● Materials provided:
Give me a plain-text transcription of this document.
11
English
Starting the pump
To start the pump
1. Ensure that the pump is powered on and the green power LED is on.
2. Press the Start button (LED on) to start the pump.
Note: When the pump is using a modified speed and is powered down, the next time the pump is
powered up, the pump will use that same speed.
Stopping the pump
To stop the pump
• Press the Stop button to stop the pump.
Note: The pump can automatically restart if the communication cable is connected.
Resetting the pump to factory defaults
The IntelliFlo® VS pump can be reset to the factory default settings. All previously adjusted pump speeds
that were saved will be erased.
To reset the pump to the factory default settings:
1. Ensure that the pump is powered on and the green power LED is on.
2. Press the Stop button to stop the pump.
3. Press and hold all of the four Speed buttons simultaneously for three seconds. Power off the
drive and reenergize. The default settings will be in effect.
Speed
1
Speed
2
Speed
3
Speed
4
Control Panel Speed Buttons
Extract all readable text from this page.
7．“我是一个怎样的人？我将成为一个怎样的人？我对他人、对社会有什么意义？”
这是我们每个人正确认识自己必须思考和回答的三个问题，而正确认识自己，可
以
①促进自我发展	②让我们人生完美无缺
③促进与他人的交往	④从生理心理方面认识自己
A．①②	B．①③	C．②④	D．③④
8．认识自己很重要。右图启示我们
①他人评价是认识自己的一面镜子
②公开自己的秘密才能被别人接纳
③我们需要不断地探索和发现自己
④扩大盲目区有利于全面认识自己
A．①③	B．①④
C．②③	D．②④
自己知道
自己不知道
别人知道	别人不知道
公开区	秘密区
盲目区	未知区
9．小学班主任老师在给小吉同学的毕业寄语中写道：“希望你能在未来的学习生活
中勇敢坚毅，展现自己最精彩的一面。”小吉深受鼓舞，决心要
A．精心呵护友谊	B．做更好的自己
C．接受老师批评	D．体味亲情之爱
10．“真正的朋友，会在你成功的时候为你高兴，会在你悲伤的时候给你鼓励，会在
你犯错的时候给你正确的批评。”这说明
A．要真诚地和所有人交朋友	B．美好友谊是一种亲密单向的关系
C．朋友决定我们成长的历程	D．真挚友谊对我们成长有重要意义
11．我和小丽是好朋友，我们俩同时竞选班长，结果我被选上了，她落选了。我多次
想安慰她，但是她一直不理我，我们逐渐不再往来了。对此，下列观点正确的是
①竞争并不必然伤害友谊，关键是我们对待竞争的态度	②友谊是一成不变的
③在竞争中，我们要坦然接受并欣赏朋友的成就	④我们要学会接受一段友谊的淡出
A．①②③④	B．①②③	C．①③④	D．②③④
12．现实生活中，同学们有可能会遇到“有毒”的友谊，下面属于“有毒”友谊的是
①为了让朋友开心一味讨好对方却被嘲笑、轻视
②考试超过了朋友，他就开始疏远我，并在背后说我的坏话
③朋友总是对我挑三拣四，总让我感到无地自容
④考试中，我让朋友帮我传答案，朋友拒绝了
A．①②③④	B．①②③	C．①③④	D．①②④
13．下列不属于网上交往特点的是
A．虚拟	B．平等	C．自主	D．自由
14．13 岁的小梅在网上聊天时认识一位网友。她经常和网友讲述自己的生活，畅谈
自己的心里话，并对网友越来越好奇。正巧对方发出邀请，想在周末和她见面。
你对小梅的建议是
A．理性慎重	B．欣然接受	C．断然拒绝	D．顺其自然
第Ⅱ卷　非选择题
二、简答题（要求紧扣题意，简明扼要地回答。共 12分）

● Prompt: Exactly reproduce every line found in the records.

● Output:
Give me a plain-text transcription of this document.
11
English
Starting the pump
To start the pump
1. Ensure that the pump is powered on and the green power LED is on.
2. Press the Start button (LED on) to start the pump.
Note: When the pump is using a modified speed and is powered down, the next time the pump is
powered up, the pump will use that same speed.
Stopping the pump
To stop the pump
• Press the Stop button to stop the pump.
Note: The pump can automatically restart if the communication cable is connected.
Resetting the pump to factory defaults
The IntelliFlo® VS pump can be reset to the factory default settings. All previously adjusted pump speeds
that were saved will be erased.
To reset the pump to the factory default settings:
1. Ensure that the pump is powered on and the green power LED is on.
2. Press the Stop button to stop the pump.
3. Press and hold all of the four Speed buttons simultaneously for three seconds. Power off the
drive and reenergize. The default settings will be in effect.
Speed
1
Speed
2
Speed
3
Speed
4
Control Panel Speed Buttons
Extract all readable text from this page.
7．“我是一个怎样的人？我将成为一个怎样的人？我对他人、对社会有什么意义？”
这是我们每个人正确认识自己必须思考和回答的三个问题，而正确认识自己，可
以
①促进自我发展	②让我们人生完美无缺
③促进与他人的交往	④从生理心理方面认识自己
A．①②	B．①③	C．②④	D．③④
8．认识自己很重要。右图启示我们
①他人评价是认识自己的一面镜子
②公开自己的秘密才能被别人接纳
③我们需要不断地探索和发现自己
④扩大盲目区有利于全面认识自己
A．①③	B．①④
C．②③	D．②④
自己知道
自己不知道
别人知道	别人不知道
公开区	秘密区
盲目区	未知区
9．小学班主任老师在给小吉同学的毕业寄语中写道：“希望你能在未来的学习生活
中勇敢坚毅，展现自己最精彩的一面。”小吉深受鼓舞，决心要
A．精心呵护友谊	B．做更好的自己
C．接受老师批评	D．体味亲情之爱
10．“真正的朋友，会在你成功的时候为你高兴，会在你悲伤的时候给你鼓励，会在
你犯错的时候给你正确的批评。”这说明
A．要真诚地和所有人交朋友	B．美好友谊是一种亲密单向的关系
C．朋友决定我们成长的历程	D．真挚友谊对我们成长有重要意义
11．我和小丽是好朋友，我们俩同时竞选班长，结果我被选上了，她落选了。我多次
想安慰她，但是她一直不理我，我们逐渐不再往来了。对此，下列观点正确的是
①竞争并不必然伤害友谊，关键是我们对待竞争的态度	②友谊是一成不变的
③在竞争中，我们要坦然接受并欣赏朋友的成就	④我们要学会接受一段友谊的淡出
A．①②③④	B．①②③	C．①③④	D．②③④
12．现实生活中，同学们有可能会遇到“有毒”的友谊，下面属于“有毒”友谊的是
①为了让朋友开心一味讨好对方却被嘲笑、轻视
②考试超过了朋友，他就开始疏远我，并在背后说我的坏话
③朋友总是对我挑三拣四，总让我感到无地自容
④考试中，我让朋友帮我传答案，朋友拒绝了
A．①②③④	B．①②③	C．①③④	D．①②④
13．下列不属于网上交往特点的是
A．虚拟	B．平等	C．自主	D．自由
14．13 岁的小梅在网上聊天时认识一位网友。她经常和网友讲述自己的生活，畅谈
自己的心里话，并对网友越来越好奇。正巧对方发出邀请，想在周末和她见面。
你对小梅的建议是
A．理性慎重	B．欣然接受	C．断然拒绝	D．顺其自然
第Ⅱ卷　非选择题
二、简答题（要求紧扣题意，简明扼要地回答。共 12分）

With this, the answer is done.